▶ _Task objective_
Lines containing the word "Reconstruction" should be extracted in full.

▶ _Data tied to figure images_

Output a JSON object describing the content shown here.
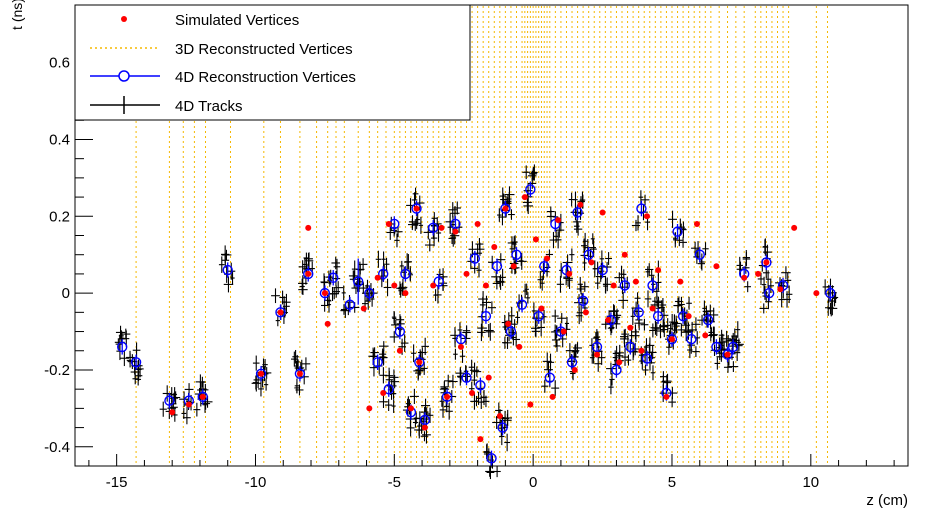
{
  "chart_data": {
    "type": "scatter",
    "title": "",
    "xlabel": "z (cm)",
    "ylabel": "t (ns)",
    "xlim": [
      -16.5,
      13.5
    ],
    "ylim": [
      -0.45,
      0.75
    ],
    "x_ticks": [
      -15,
      -10,
      -5,
      0,
      5,
      10
    ],
    "x_tick_labels": [
      "-15",
      "-10",
      "-5",
      "0",
      "5",
      "10"
    ],
    "y_ticks": [
      -0.4,
      -0.2,
      0,
      0.2,
      0.4,
      0.6
    ],
    "y_tick_labels": [
      "-0.4",
      "-0.2",
      "0",
      "0.2",
      "0.4",
      "0.6"
    ],
    "grid": false,
    "legend": {
      "placement": "top-left",
      "entries": [
        "Simulated Vertices",
        "3D Reconstructed Vertices",
        "4D Reconstruction Vertices",
        "4D Tracks"
      ]
    },
    "colors": {
      "simulated": "#ff0000",
      "reco3d": "#f5b800",
      "reco4d": "#0000ff",
      "tracks": "#000000"
    },
    "series": [
      {
        "name": "Simulated Vertices",
        "marker": "dot",
        "points": [
          [
            -13.0,
            -0.31
          ],
          [
            -12.4,
            -0.29
          ],
          [
            -11.9,
            -0.27
          ],
          [
            -9.8,
            -0.21
          ],
          [
            -9.1,
            -0.05
          ],
          [
            -8.4,
            -0.21
          ],
          [
            -8.1,
            0.17
          ],
          [
            -8.1,
            0.05
          ],
          [
            -7.5,
            0.0
          ],
          [
            -7.4,
            -0.08
          ],
          [
            -6.1,
            -0.04
          ],
          [
            -5.9,
            -0.3
          ],
          [
            -5.6,
            0.04
          ],
          [
            -5.4,
            -0.26
          ],
          [
            -5.2,
            0.18
          ],
          [
            -5.0,
            0.02
          ],
          [
            -4.8,
            -0.15
          ],
          [
            -4.6,
            0.0
          ],
          [
            -4.4,
            -0.3
          ],
          [
            -4.2,
            0.22
          ],
          [
            -4.1,
            -0.18
          ],
          [
            -3.9,
            -0.35
          ],
          [
            -3.6,
            0.02
          ],
          [
            -3.3,
            0.17
          ],
          [
            -3.1,
            -0.27
          ],
          [
            -2.8,
            0.16
          ],
          [
            -2.6,
            -0.14
          ],
          [
            -2.4,
            0.05
          ],
          [
            -2.2,
            -0.26
          ],
          [
            -2.0,
            0.18
          ],
          [
            -1.9,
            -0.38
          ],
          [
            -1.7,
            0.02
          ],
          [
            -1.6,
            -0.22
          ],
          [
            -1.4,
            0.12
          ],
          [
            -1.2,
            -0.32
          ],
          [
            -1.0,
            0.22
          ],
          [
            -0.9,
            -0.08
          ],
          [
            -0.7,
            0.07
          ],
          [
            -0.5,
            -0.14
          ],
          [
            -0.3,
            0.25
          ],
          [
            -0.1,
            -0.29
          ],
          [
            0.1,
            0.14
          ],
          [
            0.3,
            -0.04
          ],
          [
            0.5,
            0.09
          ],
          [
            0.7,
            -0.27
          ],
          [
            0.9,
            0.19
          ],
          [
            1.1,
            -0.1
          ],
          [
            1.3,
            0.05
          ],
          [
            1.5,
            -0.2
          ],
          [
            1.7,
            0.23
          ],
          [
            1.9,
            -0.05
          ],
          [
            2.1,
            0.08
          ],
          [
            2.3,
            -0.16
          ],
          [
            2.5,
            0.21
          ],
          [
            2.7,
            -0.07
          ],
          [
            2.9,
            0.02
          ],
          [
            3.1,
            -0.18
          ],
          [
            3.3,
            0.1
          ],
          [
            3.5,
            -0.09
          ],
          [
            3.7,
            0.03
          ],
          [
            3.9,
            -0.15
          ],
          [
            4.1,
            0.2
          ],
          [
            4.3,
            -0.04
          ],
          [
            4.5,
            0.06
          ],
          [
            4.8,
            -0.27
          ],
          [
            5.0,
            -0.12
          ],
          [
            5.3,
            0.03
          ],
          [
            5.6,
            -0.06
          ],
          [
            5.9,
            0.18
          ],
          [
            6.2,
            -0.11
          ],
          [
            6.6,
            0.07
          ],
          [
            7.0,
            -0.16
          ],
          [
            7.6,
            0.04
          ],
          [
            8.1,
            0.05
          ],
          [
            8.4,
            0.08
          ],
          [
            8.9,
            0.01
          ],
          [
            9.4,
            0.17
          ],
          [
            10.2,
            0.0
          ]
        ]
      },
      {
        "name": "3D Reconstructed Vertices",
        "marker": "dashed-vertical",
        "z": [
          -14.3,
          -13.1,
          -12.6,
          -12.2,
          -11.8,
          -10.9,
          -9.7,
          -9.1,
          -8.4,
          -7.8,
          -7.4,
          -7.1,
          -6.8,
          -6.3,
          -5.9,
          -5.6,
          -5.3,
          -5.0,
          -4.8,
          -4.6,
          -4.4,
          -4.2,
          -4.0,
          -3.8,
          -3.6,
          -3.4,
          -3.2,
          -3.0,
          -2.8,
          -2.6,
          -2.4,
          -2.2,
          -2.0,
          -1.8,
          -1.6,
          -1.4,
          -1.2,
          -1.0,
          -0.8,
          -0.6,
          -0.4,
          -0.3,
          -0.2,
          -0.1,
          0.0,
          0.1,
          0.2,
          0.3,
          0.4,
          0.5,
          0.6,
          0.8,
          1.0,
          1.2,
          1.4,
          1.6,
          1.8,
          2.0,
          2.2,
          2.4,
          2.6,
          2.8,
          3.0,
          3.2,
          3.4,
          3.6,
          3.8,
          4.0,
          4.2,
          4.4,
          4.6,
          4.8,
          5.0,
          5.2,
          5.4,
          5.6,
          5.8,
          6.0,
          6.2,
          6.4,
          6.7,
          7.0,
          7.3,
          7.6,
          8.0,
          8.2,
          8.4,
          8.6,
          8.8,
          9.0,
          9.2,
          10.2,
          10.6
        ]
      },
      {
        "name": "4D Reconstruction Vertices",
        "marker": "open-circle",
        "points": [
          [
            -14.8,
            -0.14,
            0.02
          ],
          [
            -14.3,
            -0.18,
            0.02
          ],
          [
            -13.1,
            -0.28,
            0.02
          ],
          [
            -12.4,
            -0.28,
            0.02
          ],
          [
            -11.9,
            -0.27,
            0.02
          ],
          [
            -11.0,
            0.06,
            0.02
          ],
          [
            -9.8,
            -0.21,
            0.02
          ],
          [
            -9.1,
            -0.05,
            0.02
          ],
          [
            -8.4,
            -0.21,
            0.02
          ],
          [
            -8.1,
            0.05,
            0.02
          ],
          [
            -7.5,
            0.0,
            0.02
          ],
          [
            -7.2,
            0.04,
            0.02
          ],
          [
            -6.6,
            -0.03,
            0.02
          ],
          [
            -6.3,
            0.03,
            0.06
          ],
          [
            -5.9,
            0.0,
            0.02
          ],
          [
            -5.6,
            -0.18,
            0.02
          ],
          [
            -5.4,
            0.05,
            0.02
          ],
          [
            -5.2,
            -0.25,
            0.02
          ],
          [
            -5.0,
            0.18,
            0.02
          ],
          [
            -4.8,
            -0.1,
            0.02
          ],
          [
            -4.6,
            0.05,
            0.02
          ],
          [
            -4.4,
            -0.31,
            0.02
          ],
          [
            -4.2,
            0.22,
            0.02
          ],
          [
            -4.1,
            -0.18,
            0.02
          ],
          [
            -3.9,
            -0.33,
            0.02
          ],
          [
            -3.6,
            0.17,
            0.02
          ],
          [
            -3.4,
            0.03,
            0.02
          ],
          [
            -3.1,
            -0.27,
            0.02
          ],
          [
            -2.8,
            0.18,
            0.02
          ],
          [
            -2.6,
            -0.12,
            0.02
          ],
          [
            -2.4,
            -0.22,
            0.02
          ],
          [
            -2.1,
            0.09,
            0.02
          ],
          [
            -1.9,
            -0.24,
            0.02
          ],
          [
            -1.7,
            -0.06,
            0.02
          ],
          [
            -1.5,
            -0.43,
            0.02
          ],
          [
            -1.3,
            0.07,
            0.02
          ],
          [
            -1.1,
            -0.35,
            0.02
          ],
          [
            -1.0,
            0.22,
            0.02
          ],
          [
            -0.8,
            -0.1,
            0.02
          ],
          [
            -0.6,
            0.1,
            0.02
          ],
          [
            -0.4,
            -0.03,
            0.02
          ],
          [
            -0.1,
            0.27,
            0.02
          ],
          [
            0.2,
            -0.06,
            0.02
          ],
          [
            0.4,
            0.07,
            0.02
          ],
          [
            0.6,
            -0.22,
            0.02
          ],
          [
            0.8,
            0.18,
            0.02
          ],
          [
            1.0,
            -0.1,
            0.02
          ],
          [
            1.2,
            0.06,
            0.02
          ],
          [
            1.4,
            -0.18,
            0.02
          ],
          [
            1.6,
            0.21,
            0.02
          ],
          [
            1.8,
            -0.02,
            0.02
          ],
          [
            2.0,
            0.1,
            0.02
          ],
          [
            2.3,
            -0.14,
            0.02
          ],
          [
            2.5,
            0.06,
            0.02
          ],
          [
            2.8,
            -0.07,
            0.02
          ],
          [
            3.0,
            -0.2,
            0.02
          ],
          [
            3.3,
            0.02,
            0.02
          ],
          [
            3.5,
            -0.14,
            0.02
          ],
          [
            3.8,
            -0.05,
            0.02
          ],
          [
            3.9,
            0.22,
            0.02
          ],
          [
            4.1,
            -0.17,
            0.02
          ],
          [
            4.3,
            0.02,
            0.02
          ],
          [
            4.5,
            -0.06,
            0.02
          ],
          [
            4.8,
            -0.26,
            0.02
          ],
          [
            5.0,
            -0.12,
            0.02
          ],
          [
            5.2,
            0.16,
            0.02
          ],
          [
            5.4,
            -0.06,
            0.02
          ],
          [
            5.7,
            -0.12,
            0.02
          ],
          [
            6.0,
            0.1,
            0.02
          ],
          [
            6.3,
            -0.07,
            0.02
          ],
          [
            6.6,
            -0.14,
            0.02
          ],
          [
            7.0,
            -0.16,
            0.02
          ],
          [
            7.2,
            -0.14,
            0.02
          ],
          [
            7.6,
            0.05,
            0.02
          ],
          [
            8.4,
            0.08,
            0.02
          ],
          [
            8.5,
            0.0,
            0.02
          ],
          [
            9.0,
            0.02,
            0.02
          ],
          [
            10.7,
            0.0,
            0.02
          ]
        ]
      },
      {
        "name": "4D Tracks",
        "marker": "error-cross",
        "points_note": "generated around reconstructed 4D vertices"
      }
    ]
  }
}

▶ _Response to this exercise_
        "4D Reconstruction Vertices",
        "name": "4D Reconstruction Vertices",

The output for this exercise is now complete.